What this task involves: Search the material and gather each line with "title" in it.

+++ Given data +++

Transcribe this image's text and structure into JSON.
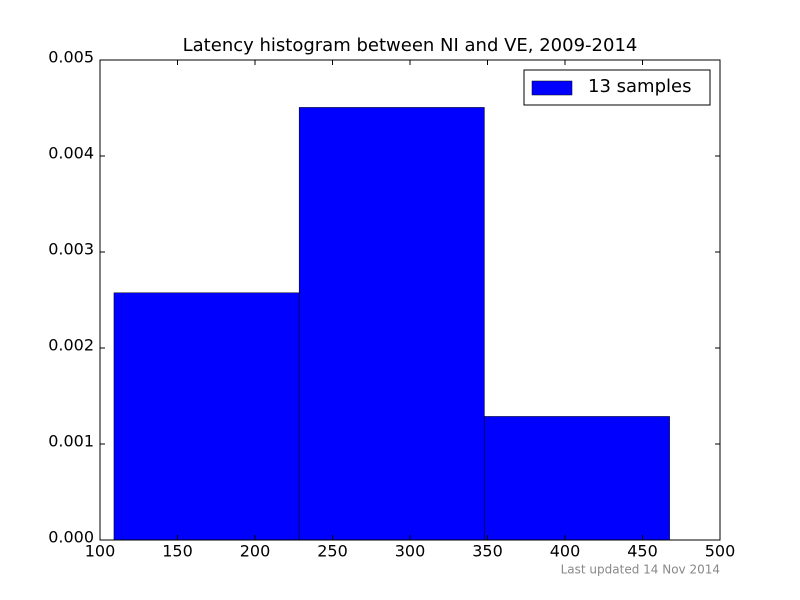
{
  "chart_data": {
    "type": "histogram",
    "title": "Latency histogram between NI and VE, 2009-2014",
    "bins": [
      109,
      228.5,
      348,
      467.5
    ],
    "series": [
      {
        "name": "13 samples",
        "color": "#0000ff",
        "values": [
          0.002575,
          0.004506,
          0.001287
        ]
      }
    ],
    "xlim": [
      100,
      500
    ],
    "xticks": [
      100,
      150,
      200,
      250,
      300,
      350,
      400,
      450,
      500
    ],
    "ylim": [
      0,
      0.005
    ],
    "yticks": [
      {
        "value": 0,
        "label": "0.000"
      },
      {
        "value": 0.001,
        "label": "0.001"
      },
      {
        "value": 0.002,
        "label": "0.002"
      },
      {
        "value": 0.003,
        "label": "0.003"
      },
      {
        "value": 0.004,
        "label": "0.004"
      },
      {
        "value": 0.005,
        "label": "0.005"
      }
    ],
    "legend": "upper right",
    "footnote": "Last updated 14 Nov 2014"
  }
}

+++
+++ Given data +++

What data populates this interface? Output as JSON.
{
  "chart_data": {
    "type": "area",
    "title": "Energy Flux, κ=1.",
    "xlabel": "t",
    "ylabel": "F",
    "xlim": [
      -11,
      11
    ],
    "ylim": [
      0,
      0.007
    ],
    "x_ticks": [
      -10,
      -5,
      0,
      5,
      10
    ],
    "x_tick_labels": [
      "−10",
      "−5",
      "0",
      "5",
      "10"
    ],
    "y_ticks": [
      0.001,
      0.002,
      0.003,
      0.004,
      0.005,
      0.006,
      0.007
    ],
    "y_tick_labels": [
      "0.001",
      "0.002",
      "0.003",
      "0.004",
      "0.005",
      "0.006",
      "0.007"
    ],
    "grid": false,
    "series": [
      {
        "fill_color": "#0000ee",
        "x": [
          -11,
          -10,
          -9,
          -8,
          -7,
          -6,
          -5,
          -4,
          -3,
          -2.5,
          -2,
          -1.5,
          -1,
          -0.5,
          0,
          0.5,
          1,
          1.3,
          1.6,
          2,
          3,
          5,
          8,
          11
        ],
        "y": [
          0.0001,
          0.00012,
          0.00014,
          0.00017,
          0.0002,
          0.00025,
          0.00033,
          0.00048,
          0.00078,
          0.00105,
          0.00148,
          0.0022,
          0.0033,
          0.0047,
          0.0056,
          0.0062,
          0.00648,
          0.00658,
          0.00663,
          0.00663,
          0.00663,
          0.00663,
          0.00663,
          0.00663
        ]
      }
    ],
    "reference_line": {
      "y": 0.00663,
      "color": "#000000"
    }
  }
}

+++
+++ Given data +++

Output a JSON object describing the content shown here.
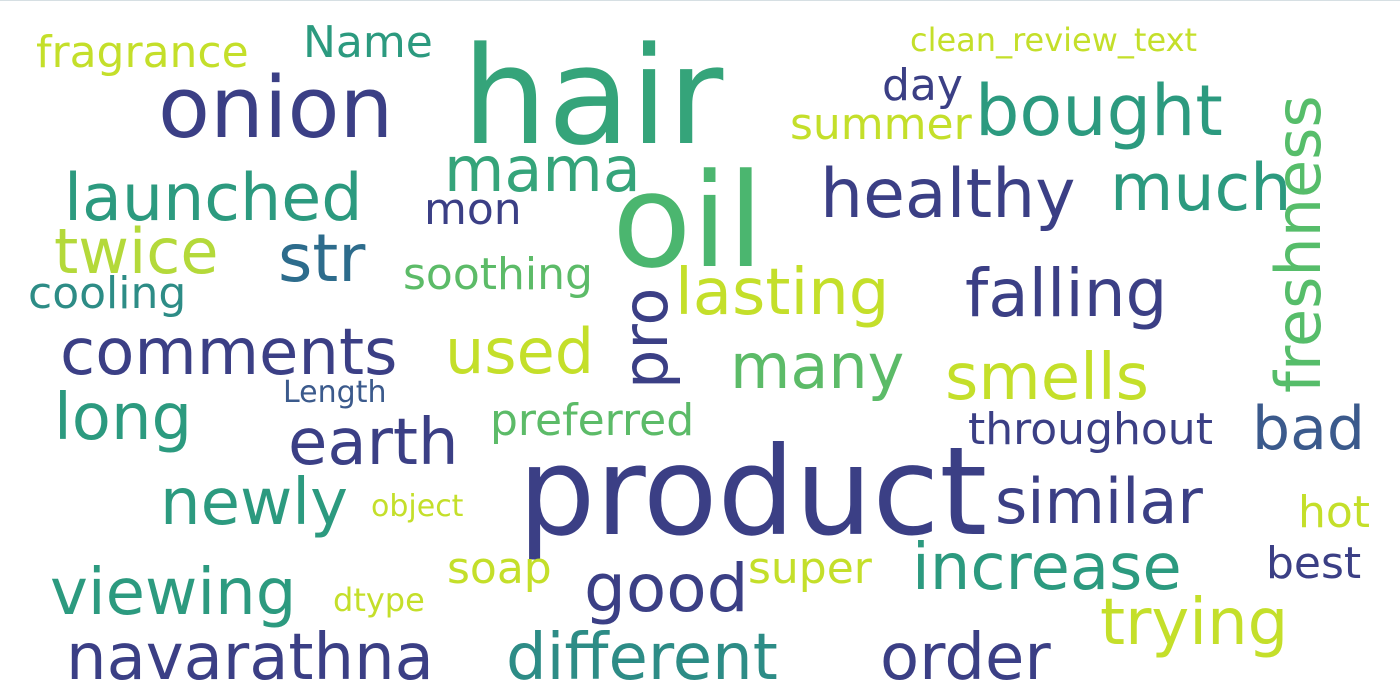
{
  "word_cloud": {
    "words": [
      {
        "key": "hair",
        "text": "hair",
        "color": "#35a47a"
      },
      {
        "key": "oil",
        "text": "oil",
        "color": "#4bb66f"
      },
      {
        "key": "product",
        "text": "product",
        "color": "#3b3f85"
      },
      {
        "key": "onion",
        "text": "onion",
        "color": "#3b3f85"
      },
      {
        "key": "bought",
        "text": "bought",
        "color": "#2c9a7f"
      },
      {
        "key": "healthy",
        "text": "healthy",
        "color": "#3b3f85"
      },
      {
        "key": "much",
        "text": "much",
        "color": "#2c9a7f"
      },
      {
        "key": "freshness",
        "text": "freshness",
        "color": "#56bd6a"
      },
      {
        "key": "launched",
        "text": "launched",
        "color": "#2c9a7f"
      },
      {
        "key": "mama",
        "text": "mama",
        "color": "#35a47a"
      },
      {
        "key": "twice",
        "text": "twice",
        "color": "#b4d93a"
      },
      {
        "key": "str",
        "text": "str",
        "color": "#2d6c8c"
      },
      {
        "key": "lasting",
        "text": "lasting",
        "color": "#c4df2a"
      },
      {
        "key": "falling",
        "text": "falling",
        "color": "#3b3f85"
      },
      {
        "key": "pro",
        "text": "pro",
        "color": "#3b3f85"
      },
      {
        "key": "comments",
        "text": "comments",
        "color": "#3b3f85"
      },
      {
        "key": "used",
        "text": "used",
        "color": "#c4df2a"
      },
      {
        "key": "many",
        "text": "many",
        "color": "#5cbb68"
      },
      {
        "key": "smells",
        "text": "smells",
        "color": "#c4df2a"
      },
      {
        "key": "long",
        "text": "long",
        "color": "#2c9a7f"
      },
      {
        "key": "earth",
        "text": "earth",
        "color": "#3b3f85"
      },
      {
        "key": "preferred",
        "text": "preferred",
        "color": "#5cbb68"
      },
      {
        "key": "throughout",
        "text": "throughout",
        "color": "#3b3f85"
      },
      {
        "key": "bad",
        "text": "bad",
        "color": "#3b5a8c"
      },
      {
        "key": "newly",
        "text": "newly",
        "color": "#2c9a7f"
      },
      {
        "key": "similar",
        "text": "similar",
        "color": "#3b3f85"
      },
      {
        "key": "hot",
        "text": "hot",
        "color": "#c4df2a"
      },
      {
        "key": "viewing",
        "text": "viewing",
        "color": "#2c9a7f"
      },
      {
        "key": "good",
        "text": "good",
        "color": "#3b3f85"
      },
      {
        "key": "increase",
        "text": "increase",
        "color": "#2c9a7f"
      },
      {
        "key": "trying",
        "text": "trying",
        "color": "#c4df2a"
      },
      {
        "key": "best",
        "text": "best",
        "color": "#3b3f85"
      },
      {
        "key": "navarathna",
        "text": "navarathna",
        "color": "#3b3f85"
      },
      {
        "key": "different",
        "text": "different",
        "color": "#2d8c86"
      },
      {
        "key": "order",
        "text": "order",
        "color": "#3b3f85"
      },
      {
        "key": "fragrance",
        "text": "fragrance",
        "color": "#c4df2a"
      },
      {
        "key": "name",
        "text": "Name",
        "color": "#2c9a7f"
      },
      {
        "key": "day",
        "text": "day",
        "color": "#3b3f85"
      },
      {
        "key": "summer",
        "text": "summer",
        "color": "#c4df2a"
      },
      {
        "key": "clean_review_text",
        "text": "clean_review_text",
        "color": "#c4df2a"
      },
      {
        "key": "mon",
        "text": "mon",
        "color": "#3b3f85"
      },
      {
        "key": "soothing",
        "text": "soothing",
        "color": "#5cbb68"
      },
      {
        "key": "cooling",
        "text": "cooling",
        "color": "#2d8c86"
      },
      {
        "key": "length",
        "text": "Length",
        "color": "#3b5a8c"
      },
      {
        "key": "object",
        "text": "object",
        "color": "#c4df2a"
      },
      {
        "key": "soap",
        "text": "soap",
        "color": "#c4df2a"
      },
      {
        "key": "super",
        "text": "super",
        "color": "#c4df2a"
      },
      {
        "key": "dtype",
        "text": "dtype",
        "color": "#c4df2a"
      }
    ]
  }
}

+++

Finished answer:
    "title": "Latency histogram between NI and VE, 2009-2014",
    "title": "Energy Flux, κ=1.",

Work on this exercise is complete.